:: Short task ::
Locate the word "icon" in the data below, then copy every line that holds it.

** START OF Data to use **

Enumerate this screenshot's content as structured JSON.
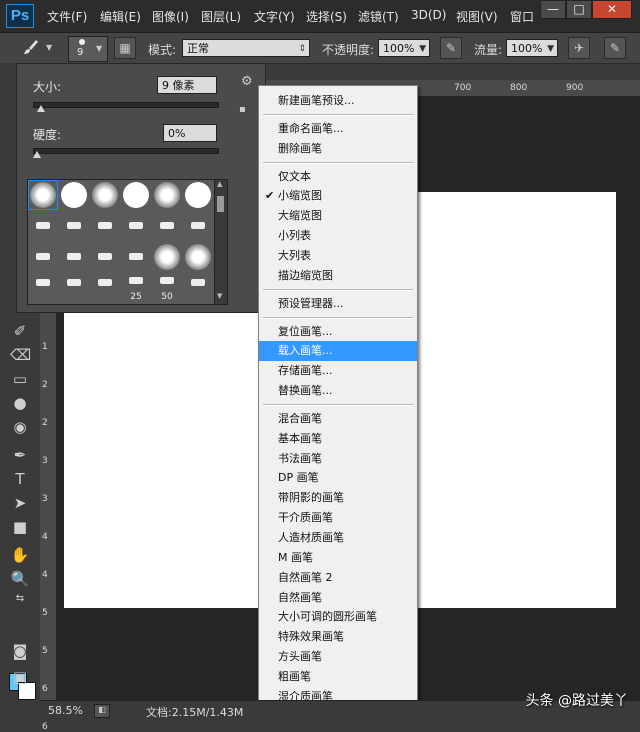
{
  "app": {
    "logo": "Ps"
  },
  "menubar": {
    "items": [
      "文件(F)",
      "编辑(E)",
      "图像(I)",
      "图层(L)",
      "文字(Y)",
      "选择(S)",
      "滤镜(T)",
      "3D(D)",
      "视图(V)",
      "窗口"
    ],
    "window_controls": {
      "minimize": "—",
      "maximize": "□",
      "close": "✕"
    }
  },
  "options": {
    "brush_size": "9",
    "mode_label": "模式:",
    "mode_value": "正常",
    "opacity_label": "不透明度:",
    "opacity_value": "100%",
    "flow_label": "流量:",
    "flow_value": "100%"
  },
  "brush_panel": {
    "size_label": "大小:",
    "size_value": "9 像素",
    "hardness_label": "硬度:",
    "hardness_value": "0%",
    "size_level": 0.02,
    "hardness_level": 0.0,
    "preset_numbers": [
      "25",
      "50"
    ]
  },
  "ruler": {
    "top_ticks": [
      "700",
      "800",
      "900"
    ],
    "left_ticks": [
      "0",
      "1",
      "1",
      "2",
      "2",
      "3",
      "3",
      "4",
      "4",
      "5",
      "5",
      "6",
      "6"
    ]
  },
  "context_menu": {
    "items": [
      {
        "label": "新建画笔预设..."
      },
      {
        "sep": true
      },
      {
        "label": "重命名画笔..."
      },
      {
        "label": "删除画笔"
      },
      {
        "sep": true
      },
      {
        "label": "仅文本"
      },
      {
        "label": "小缩览图",
        "checked": true
      },
      {
        "label": "大缩览图"
      },
      {
        "label": "小列表"
      },
      {
        "label": "大列表"
      },
      {
        "label": "描边缩览图"
      },
      {
        "sep": true
      },
      {
        "label": "预设管理器..."
      },
      {
        "sep": true
      },
      {
        "label": "复位画笔..."
      },
      {
        "label": "载入画笔...",
        "selected": true
      },
      {
        "label": "存储画笔..."
      },
      {
        "label": "替换画笔..."
      },
      {
        "sep": true
      },
      {
        "label": "混合画笔"
      },
      {
        "label": "基本画笔"
      },
      {
        "label": "书法画笔"
      },
      {
        "label": "DP 画笔"
      },
      {
        "label": "带阴影的画笔"
      },
      {
        "label": "干介质画笔"
      },
      {
        "label": "人造材质画笔"
      },
      {
        "label": "M 画笔"
      },
      {
        "label": "自然画笔 2"
      },
      {
        "label": "自然画笔"
      },
      {
        "label": "大小可调的圆形画笔"
      },
      {
        "label": "特殊效果画笔"
      },
      {
        "label": "方头画笔"
      },
      {
        "label": "粗画笔"
      },
      {
        "label": "湿介质画笔"
      }
    ]
  },
  "status": {
    "zoom": "58.5%",
    "doc": "文档:2.15M/1.43M"
  },
  "watermark": "头条 @路过美丫",
  "colors": {
    "foreground": "#5fc8f0",
    "background": "#ffffff",
    "menu_selected": "#3399ff"
  }
}
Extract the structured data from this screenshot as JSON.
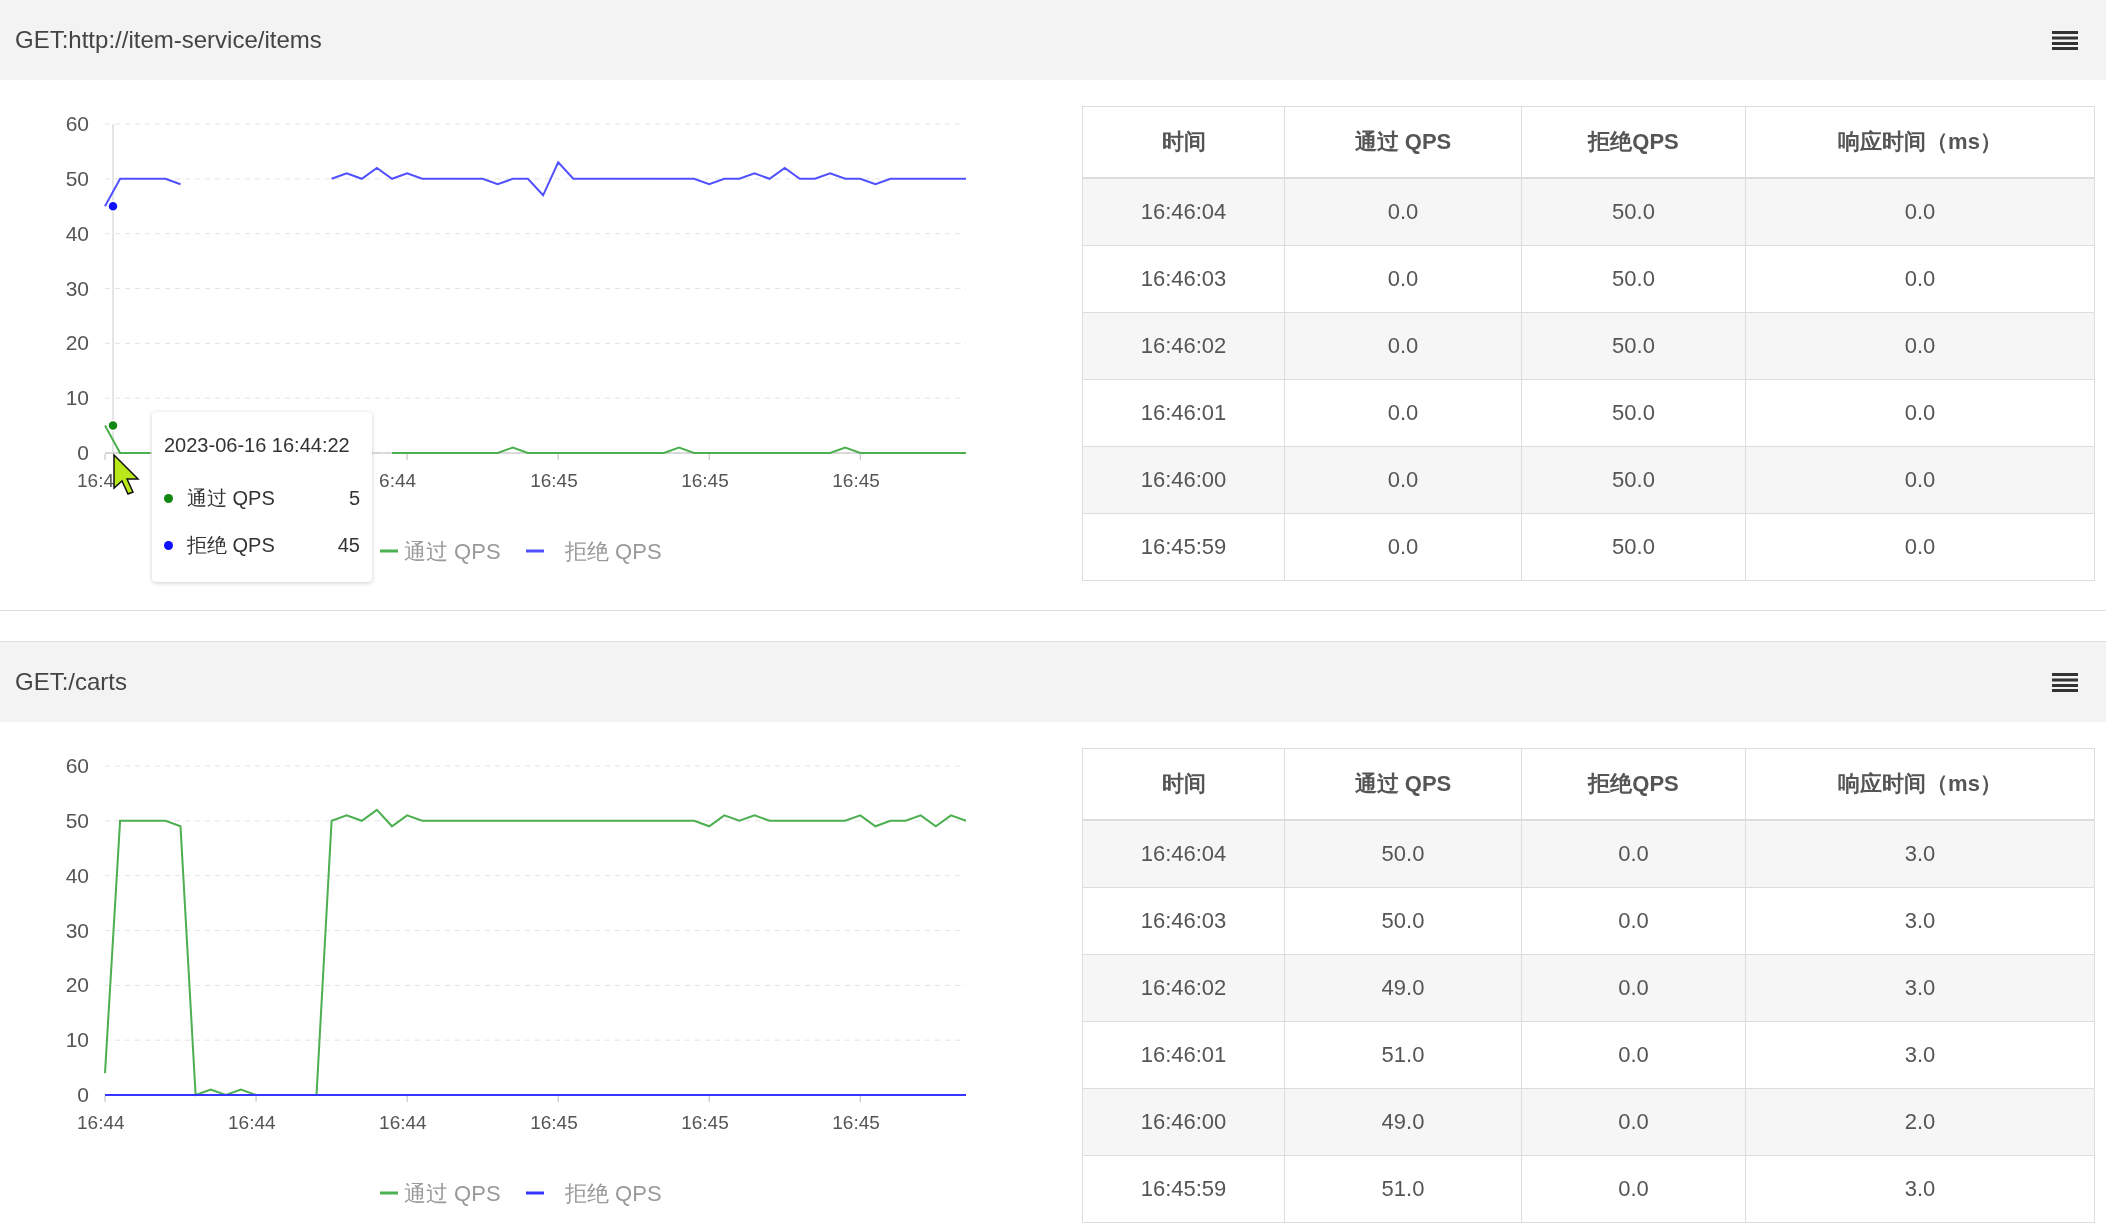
{
  "panels": [
    {
      "title": "GET:http://item-service/items",
      "chart_data": {
        "type": "line",
        "categories": [
          "16:4",
          null,
          null,
          null,
          null,
          null,
          null,
          null,
          null,
          null,
          null,
          null,
          null,
          null,
          null,
          null,
          null,
          null,
          null,
          null,
          "6:44",
          null,
          null,
          null,
          null,
          null,
          null,
          null,
          null,
          null,
          "16:45",
          null,
          null,
          null,
          null,
          null,
          null,
          null,
          null,
          null,
          "16:45",
          null,
          null,
          null,
          null,
          null,
          null,
          null,
          null,
          null,
          "16:45",
          null,
          null,
          null,
          null,
          null,
          null,
          null
        ],
        "ylim": [
          0,
          60
        ],
        "yticks": [
          0,
          10,
          20,
          30,
          40,
          50,
          60
        ],
        "grid": true,
        "legend": true,
        "series": [
          {
            "name": "通过 QPS",
            "color": "#4caf50",
            "values": [
              5,
              0,
              0,
              0,
              null,
              null,
              null,
              null,
              null,
              null,
              null,
              null,
              null,
              null,
              null,
              null,
              null,
              null,
              null,
              0,
              0,
              0,
              0,
              0,
              0,
              0,
              0,
              1,
              0,
              0,
              0,
              0,
              0,
              0,
              0,
              0,
              0,
              0,
              1,
              0,
              0,
              0,
              0,
              0,
              0,
              0,
              0,
              0,
              0,
              1,
              0,
              0,
              0,
              0,
              0,
              0,
              0,
              0
            ]
          },
          {
            "name": "拒绝 QPS",
            "color": "#5050ff",
            "values": [
              45,
              50,
              50,
              50,
              50,
              49,
              null,
              null,
              null,
              null,
              null,
              null,
              null,
              null,
              null,
              50,
              51,
              50,
              52,
              50,
              51,
              50,
              50,
              50,
              50,
              50,
              49,
              50,
              50,
              47,
              53,
              50,
              50,
              50,
              50,
              50,
              50,
              50,
              50,
              50,
              49,
              50,
              50,
              51,
              50,
              52,
              50,
              50,
              51,
              50,
              50,
              49,
              50,
              50,
              50,
              50,
              50,
              50
            ]
          }
        ]
      },
      "tooltip": {
        "title": "2023-06-16 16:44:22",
        "rows": [
          {
            "label": "通过 QPS",
            "value": "5",
            "color": "#118811"
          },
          {
            "label": "拒绝 QPS",
            "value": "45",
            "color": "#1010ff"
          }
        ]
      },
      "table": {
        "columns": [
          "时间",
          "通过 QPS",
          "拒绝QPS",
          "响应时间（ms）"
        ],
        "rows": [
          [
            "16:46:04",
            "0.0",
            "50.0",
            "0.0"
          ],
          [
            "16:46:03",
            "0.0",
            "50.0",
            "0.0"
          ],
          [
            "16:46:02",
            "0.0",
            "50.0",
            "0.0"
          ],
          [
            "16:46:01",
            "0.0",
            "50.0",
            "0.0"
          ],
          [
            "16:46:00",
            "0.0",
            "50.0",
            "0.0"
          ],
          [
            "16:45:59",
            "0.0",
            "50.0",
            "0.0"
          ]
        ]
      }
    },
    {
      "title": "GET:/carts",
      "chart_data": {
        "type": "line",
        "categories": [
          "16:44",
          null,
          null,
          null,
          null,
          null,
          null,
          null,
          null,
          null,
          "16:44",
          null,
          null,
          null,
          null,
          null,
          null,
          null,
          null,
          null,
          "16:44",
          null,
          null,
          null,
          null,
          null,
          null,
          null,
          null,
          null,
          "16:45",
          null,
          null,
          null,
          null,
          null,
          null,
          null,
          null,
          null,
          "16:45",
          null,
          null,
          null,
          null,
          null,
          null,
          null,
          null,
          null,
          "16:45",
          null,
          null,
          null,
          null,
          null,
          null,
          null
        ],
        "ylim": [
          0,
          60
        ],
        "yticks": [
          0,
          10,
          20,
          30,
          40,
          50,
          60
        ],
        "grid": true,
        "legend": true,
        "series": [
          {
            "name": "通过 QPS",
            "color": "#4caf50",
            "values": [
              4,
              50,
              50,
              50,
              50,
              49,
              0,
              1,
              0,
              1,
              0,
              0,
              0,
              0,
              0,
              50,
              51,
              50,
              52,
              49,
              51,
              50,
              50,
              50,
              50,
              50,
              50,
              50,
              50,
              50,
              50,
              50,
              50,
              50,
              50,
              50,
              50,
              50,
              50,
              50,
              49,
              51,
              50,
              51,
              50,
              50,
              50,
              50,
              50,
              50,
              51,
              49,
              50,
              50,
              51,
              49,
              51,
              50
            ]
          },
          {
            "name": "拒绝 QPS",
            "color": "#3535ff",
            "values": [
              0,
              0,
              0,
              0,
              0,
              0,
              0,
              0,
              0,
              0,
              0,
              0,
              0,
              0,
              0,
              0,
              0,
              0,
              0,
              0,
              0,
              0,
              0,
              0,
              0,
              0,
              0,
              0,
              0,
              0,
              0,
              0,
              0,
              0,
              0,
              0,
              0,
              0,
              0,
              0,
              0,
              0,
              0,
              0,
              0,
              0,
              0,
              0,
              0,
              0,
              0,
              0,
              0,
              0,
              0,
              0,
              0,
              0
            ]
          }
        ]
      },
      "table": {
        "columns": [
          "时间",
          "通过 QPS",
          "拒绝QPS",
          "响应时间（ms）"
        ],
        "rows": [
          [
            "16:46:04",
            "50.0",
            "0.0",
            "3.0"
          ],
          [
            "16:46:03",
            "50.0",
            "0.0",
            "3.0"
          ],
          [
            "16:46:02",
            "49.0",
            "0.0",
            "3.0"
          ],
          [
            "16:46:01",
            "51.0",
            "0.0",
            "3.0"
          ],
          [
            "16:46:00",
            "49.0",
            "0.0",
            "2.0"
          ],
          [
            "16:45:59",
            "51.0",
            "0.0",
            "3.0"
          ]
        ]
      }
    }
  ]
}
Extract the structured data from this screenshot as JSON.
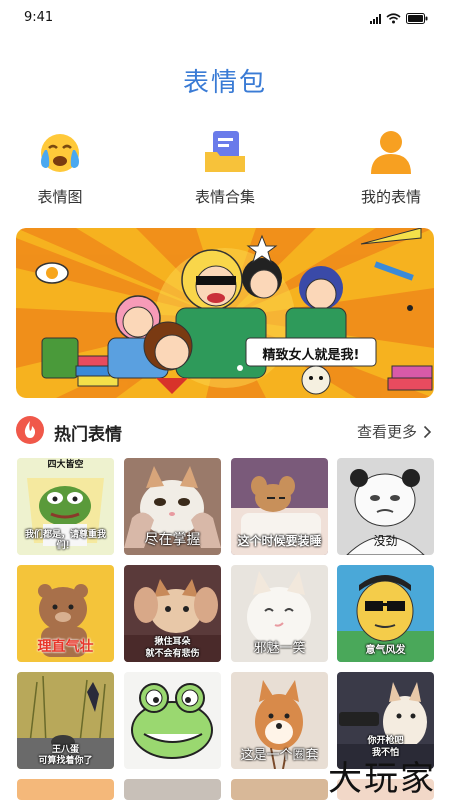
{
  "status": {
    "time": "9:41"
  },
  "title": "表情包",
  "categories": [
    {
      "label": "表情图",
      "icon": "crying-face-icon"
    },
    {
      "label": "表情合集",
      "icon": "folder-collection-icon"
    },
    {
      "label": "我的表情",
      "icon": "user-profile-icon"
    }
  ],
  "banner": {
    "caption": "精致女人就是我!"
  },
  "hot": {
    "title": "热门表情",
    "more": "查看更多"
  },
  "stickers": [
    {
      "caption": "四大皆空",
      "caption2": "我们都是，请尊重我们！"
    },
    {
      "caption": "尽在掌握"
    },
    {
      "caption": "这个时候要装睡"
    },
    {
      "caption": "没劲"
    },
    {
      "caption": "理直气壮"
    },
    {
      "caption": "揪住耳朵",
      "caption2": "就不会有悲伤"
    },
    {
      "caption": "邪魅一笑"
    },
    {
      "caption": "意气风发"
    },
    {
      "caption": "王八蛋",
      "caption2": "可算找着你了"
    },
    {
      "caption": ""
    },
    {
      "caption": "这是一个圈套"
    },
    {
      "caption": "你开枪吧",
      "caption2": "我不怕"
    }
  ],
  "watermark": "大玩家",
  "colors": {
    "accent": "#3a7bd5",
    "hot": "#f0584a",
    "bannerBg": "#f7a21b"
  }
}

** END OF Data to use **

:: Finished answer ::
      "icon": "crying-face-icon"
      "icon": "folder-collection-icon"
      "icon": "user-profile-icon"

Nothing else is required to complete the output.